> _Aim_: Output all the entries word for word. Omit the pictures.

> _Data in this exercise_:
********************

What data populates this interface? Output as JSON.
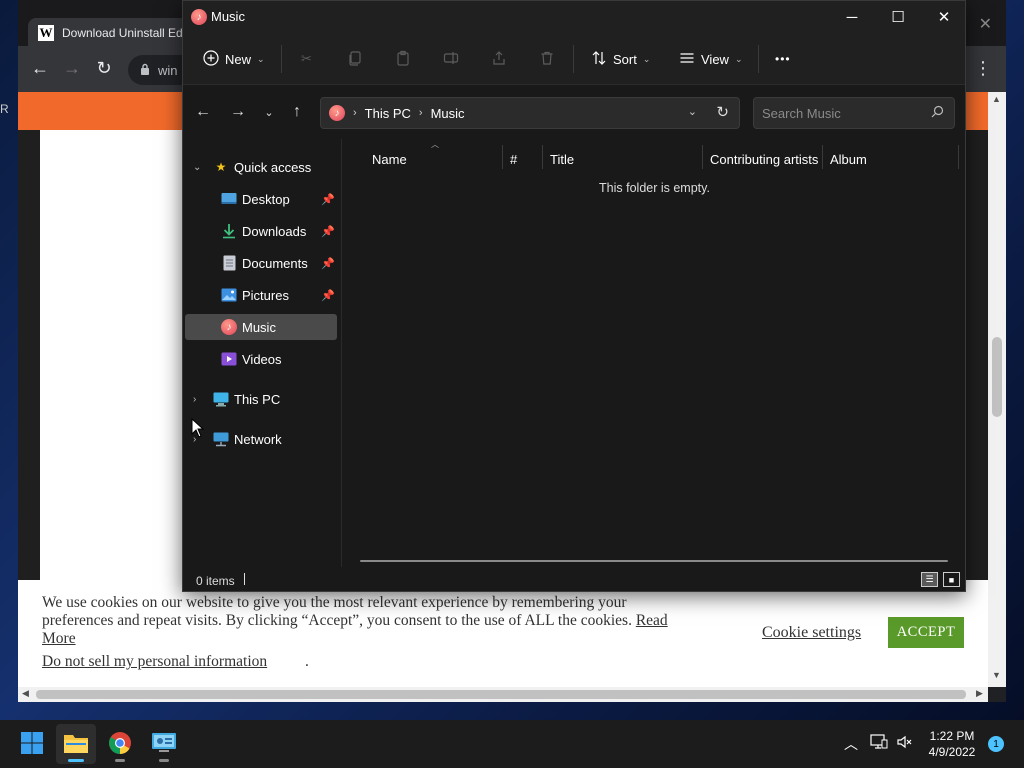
{
  "browser": {
    "tab_title": "Download Uninstall Ed",
    "tab_favicon": "W",
    "address_partial": "win",
    "left_edge_text": "R",
    "accent_orange": "#f26a2b"
  },
  "cookie_banner": {
    "message": "We use cookies on our website to give you the most relevant experience by remembering your preferences and repeat visits. By clicking “Accept”, you consent to the use of ALL the cookies.",
    "read_more": "Read More",
    "do_not_sell": "Do not sell my personal information",
    "do_not_sell_suffix": ".",
    "settings_label": "Cookie settings",
    "accept_label": "ACCEPT",
    "accept_color": "#5a9a2a"
  },
  "explorer": {
    "window_title": "Music",
    "commands": {
      "new_label": "New",
      "sort_label": "Sort",
      "view_label": "View",
      "more_label": "•••"
    },
    "address": {
      "crumbs": [
        "This PC",
        "Music"
      ]
    },
    "search": {
      "placeholder": "Search Music"
    },
    "nav": {
      "quick_access": "Quick access",
      "items": [
        {
          "label": "Desktop",
          "icon": "desktop-icon",
          "pinned": true
        },
        {
          "label": "Downloads",
          "icon": "download-icon",
          "pinned": true
        },
        {
          "label": "Documents",
          "icon": "document-icon",
          "pinned": true
        },
        {
          "label": "Pictures",
          "icon": "pictures-icon",
          "pinned": true
        },
        {
          "label": "Music",
          "icon": "music-icon",
          "pinned": false,
          "selected": true
        },
        {
          "label": "Videos",
          "icon": "videos-icon",
          "pinned": false
        }
      ],
      "this_pc": "This PC",
      "network": "Network"
    },
    "columns": [
      "Name",
      "#",
      "Title",
      "Contributing artists",
      "Album"
    ],
    "empty_message": "This folder is empty.",
    "status": {
      "item_count": "0 items"
    }
  },
  "taskbar": {
    "time": "1:22 PM",
    "date": "4/9/2022",
    "notification_count": "1",
    "accent": "#4cc2ff"
  }
}
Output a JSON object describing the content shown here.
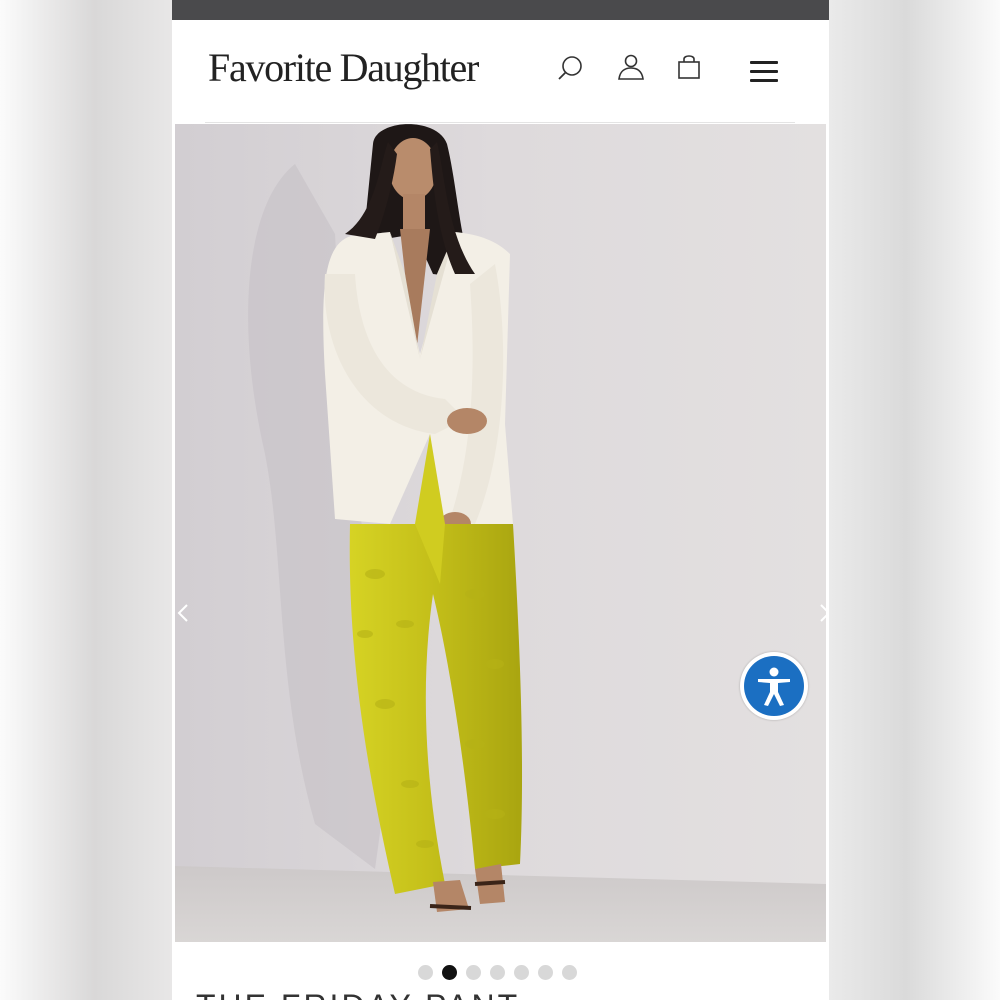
{
  "header": {
    "logo_text": "Favorite Daughter",
    "icons": [
      "search-icon",
      "account-icon",
      "shopping-bag-icon",
      "hamburger-menu-icon"
    ]
  },
  "gallery": {
    "slide_count": 7,
    "active_slide": 2,
    "prev_icon": "chevron-left-icon",
    "next_icon": "chevron-right-icon"
  },
  "accessibility": {
    "icon": "accessibility-person-icon",
    "color": "#1b6fc2"
  },
  "product": {
    "title": "THE FRIDAY PANT"
  },
  "colors": {
    "top_bar": "#4a4a4c",
    "pants": "#c8c41c",
    "blazer": "#f3efe6",
    "wall": "#dcd8da"
  }
}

********************

> _In response_:
What data populates this interface? Output as JSON.
{
  "browser": {
    "tab_title": "Download Uninstall Ed",
    "tab_favicon": "W",
    "address_partial": "win",
    "left_edge_text": "R",
    "accent_orange": "#f26a2b"
  },
  "cookie_banner": {
    "message": "We use cookies on our website to give you the most relevant experience by remembering your preferences and repeat visits. By clicking “Accept”, you consent to the use of ALL the cookies.",
    "read_more": "Read More",
    "do_not_sell": "Do not sell my personal information",
    "do_not_sell_suffix": ".",
    "settings_label": "Cookie settings",
    "accept_label": "ACCEPT",
    "accept_color": "#5a9a2a"
  },
  "explorer": {
    "window_title": "Music",
    "commands": {
      "new_label": "New",
      "sort_label": "Sort",
      "view_label": "View",
      "more_label": "•••"
    },
    "address": {
      "crumbs": [
        "This PC",
        "Music"
      ]
    },
    "search": {
      "placeholder": "Search Music"
    },
    "nav": {
      "quick_access": "Quick access",
      "items": [
        {
          "label": "Desktop",
          "icon": "desktop-icon",
          "pinned": true
        },
        {
          "label": "Downloads",
          "icon": "download-icon",
          "pinned": true
        },
        {
          "label": "Documents",
          "icon": "document-icon",
          "pinned": true
        },
        {
          "label": "Pictures",
          "icon": "pictures-icon",
          "pinned": true
        },
        {
          "label": "Music",
          "icon": "music-icon",
          "pinned": false,
          "selected": true
        },
        {
          "label": "Videos",
          "icon": "videos-icon",
          "pinned": false
        }
      ],
      "this_pc": "This PC",
      "network": "Network"
    },
    "columns": [
      "Name",
      "#",
      "Title",
      "Contributing artists",
      "Album"
    ],
    "empty_message": "This folder is empty.",
    "status": {
      "item_count": "0 items"
    }
  },
  "taskbar": {
    "time": "1:22 PM",
    "date": "4/9/2022",
    "notification_count": "1",
    "accent": "#4cc2ff"
  }
}
Output a JSON object describing the content shown here.
{
  "header": {
    "logo_text": "Favorite Daughter",
    "icons": [
      "search-icon",
      "account-icon",
      "shopping-bag-icon",
      "hamburger-menu-icon"
    ]
  },
  "gallery": {
    "slide_count": 7,
    "active_slide": 2,
    "prev_icon": "chevron-left-icon",
    "next_icon": "chevron-right-icon"
  },
  "accessibility": {
    "icon": "accessibility-person-icon",
    "color": "#1b6fc2"
  },
  "product": {
    "title": "THE FRIDAY PANT"
  },
  "colors": {
    "top_bar": "#4a4a4c",
    "pants": "#c8c41c",
    "blazer": "#f3efe6",
    "wall": "#dcd8da"
  }
}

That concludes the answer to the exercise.